#### [CHALLENGE]
Output every record word for word.

--- start RECORDS SUPPLIED ---

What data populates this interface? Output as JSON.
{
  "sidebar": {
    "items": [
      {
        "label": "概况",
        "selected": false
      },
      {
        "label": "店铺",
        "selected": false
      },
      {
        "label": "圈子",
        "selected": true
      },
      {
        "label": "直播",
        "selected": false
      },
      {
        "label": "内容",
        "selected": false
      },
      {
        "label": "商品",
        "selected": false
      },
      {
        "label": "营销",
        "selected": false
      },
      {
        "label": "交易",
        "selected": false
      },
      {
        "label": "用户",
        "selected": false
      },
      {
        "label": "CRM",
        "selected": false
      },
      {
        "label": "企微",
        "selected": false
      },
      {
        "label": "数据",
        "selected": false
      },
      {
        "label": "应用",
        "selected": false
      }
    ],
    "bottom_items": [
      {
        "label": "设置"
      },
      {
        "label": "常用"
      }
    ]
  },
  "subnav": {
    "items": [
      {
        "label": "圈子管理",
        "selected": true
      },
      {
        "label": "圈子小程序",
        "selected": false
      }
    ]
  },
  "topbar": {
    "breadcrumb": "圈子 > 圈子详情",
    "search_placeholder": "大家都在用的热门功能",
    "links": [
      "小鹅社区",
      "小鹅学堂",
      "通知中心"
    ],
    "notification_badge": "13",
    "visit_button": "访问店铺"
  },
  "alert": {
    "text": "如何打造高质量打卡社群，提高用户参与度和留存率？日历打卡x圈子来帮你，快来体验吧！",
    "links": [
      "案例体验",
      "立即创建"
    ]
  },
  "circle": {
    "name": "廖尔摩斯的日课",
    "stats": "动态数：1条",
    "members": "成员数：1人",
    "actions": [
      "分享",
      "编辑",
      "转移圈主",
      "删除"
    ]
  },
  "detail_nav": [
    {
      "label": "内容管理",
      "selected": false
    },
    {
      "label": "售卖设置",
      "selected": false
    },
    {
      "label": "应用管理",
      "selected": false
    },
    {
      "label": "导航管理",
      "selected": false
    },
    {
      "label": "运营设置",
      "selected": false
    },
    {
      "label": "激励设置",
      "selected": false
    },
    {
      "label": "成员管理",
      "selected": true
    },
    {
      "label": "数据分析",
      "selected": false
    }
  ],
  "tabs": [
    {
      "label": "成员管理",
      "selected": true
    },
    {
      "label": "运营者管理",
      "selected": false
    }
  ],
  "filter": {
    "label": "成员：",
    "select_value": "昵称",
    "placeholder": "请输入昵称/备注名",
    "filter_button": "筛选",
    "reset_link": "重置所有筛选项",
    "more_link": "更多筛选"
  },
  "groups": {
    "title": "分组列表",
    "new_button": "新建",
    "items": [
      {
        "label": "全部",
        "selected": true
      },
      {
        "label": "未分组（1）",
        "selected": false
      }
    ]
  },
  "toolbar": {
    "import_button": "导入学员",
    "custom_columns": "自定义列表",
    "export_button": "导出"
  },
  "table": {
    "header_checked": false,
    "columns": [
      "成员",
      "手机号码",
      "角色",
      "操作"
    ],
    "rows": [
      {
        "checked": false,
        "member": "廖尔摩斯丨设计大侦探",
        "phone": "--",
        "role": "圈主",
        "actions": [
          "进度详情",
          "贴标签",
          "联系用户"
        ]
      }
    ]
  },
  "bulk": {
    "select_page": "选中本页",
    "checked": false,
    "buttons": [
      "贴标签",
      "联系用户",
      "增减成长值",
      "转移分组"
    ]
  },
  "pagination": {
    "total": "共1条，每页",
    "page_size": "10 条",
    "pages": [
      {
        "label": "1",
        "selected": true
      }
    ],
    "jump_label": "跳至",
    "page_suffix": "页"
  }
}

--- end RECORDS SUPPLIED ---

#### [SOLUTION TO THE PROBLEM]
What data populates this interface? Output as JSON.
{
  "sidebar": {
    "items": [
      {
        "label": "概况",
        "selected": false
      },
      {
        "label": "店铺",
        "selected": false
      },
      {
        "label": "圈子",
        "selected": true
      },
      {
        "label": "直播",
        "selected": false
      },
      {
        "label": "内容",
        "selected": false
      },
      {
        "label": "商品",
        "selected": false
      },
      {
        "label": "营销",
        "selected": false
      },
      {
        "label": "交易",
        "selected": false
      },
      {
        "label": "用户",
        "selected": false
      },
      {
        "label": "CRM",
        "selected": false
      },
      {
        "label": "企微",
        "selected": false
      },
      {
        "label": "数据",
        "selected": false
      },
      {
        "label": "应用",
        "selected": false
      }
    ],
    "bottom_items": [
      {
        "label": "设置"
      },
      {
        "label": "常用"
      }
    ]
  },
  "subnav": {
    "items": [
      {
        "label": "圈子管理",
        "selected": true
      },
      {
        "label": "圈子小程序",
        "selected": false
      }
    ]
  },
  "topbar": {
    "breadcrumb": "圈子 > 圈子详情",
    "search_placeholder": "大家都在用的热门功能",
    "links": [
      "小鹅社区",
      "小鹅学堂",
      "通知中心"
    ],
    "notification_badge": "13",
    "visit_button": "访问店铺"
  },
  "alert": {
    "text": "如何打造高质量打卡社群，提高用户参与度和留存率？日历打卡x圈子来帮你，快来体验吧！",
    "links": [
      "案例体验",
      "立即创建"
    ]
  },
  "circle": {
    "name": "廖尔摩斯的日课",
    "stats": "动态数：1条",
    "members": "成员数：1人",
    "actions": [
      "分享",
      "编辑",
      "转移圈主",
      "删除"
    ]
  },
  "detail_nav": [
    {
      "label": "内容管理",
      "selected": false
    },
    {
      "label": "售卖设置",
      "selected": false
    },
    {
      "label": "应用管理",
      "selected": false
    },
    {
      "label": "导航管理",
      "selected": false
    },
    {
      "label": "运营设置",
      "selected": false
    },
    {
      "label": "激励设置",
      "selected": false
    },
    {
      "label": "成员管理",
      "selected": true
    },
    {
      "label": "数据分析",
      "selected": false
    }
  ],
  "tabs": [
    {
      "label": "成员管理",
      "selected": true
    },
    {
      "label": "运营者管理",
      "selected": false
    }
  ],
  "filter": {
    "label": "成员：",
    "select_value": "昵称",
    "placeholder": "请输入昵称/备注名",
    "filter_button": "筛选",
    "reset_link": "重置所有筛选项",
    "more_link": "更多筛选"
  },
  "groups": {
    "title": "分组列表",
    "new_button": "新建",
    "items": [
      {
        "label": "全部",
        "selected": true
      },
      {
        "label": "未分组（1）",
        "selected": false
      }
    ]
  },
  "toolbar": {
    "import_button": "导入学员",
    "custom_columns": "自定义列表",
    "export_button": "导出"
  },
  "table": {
    "header_checked": false,
    "columns": [
      "成员",
      "手机号码",
      "角色",
      "操作"
    ],
    "rows": [
      {
        "checked": false,
        "member": "廖尔摩斯丨设计大侦探",
        "phone": "--",
        "role": "圈主",
        "actions": [
          "进度详情",
          "贴标签",
          "联系用户"
        ]
      }
    ]
  },
  "bulk": {
    "select_page": "选中本页",
    "checked": false,
    "buttons": [
      "贴标签",
      "联系用户",
      "增减成长值",
      "转移分组"
    ]
  },
  "pagination": {
    "total": "共1条，每页",
    "page_size": "10 条",
    "pages": [
      {
        "label": "1",
        "selected": true
      }
    ],
    "jump_label": "跳至",
    "page_suffix": "页"
  }
}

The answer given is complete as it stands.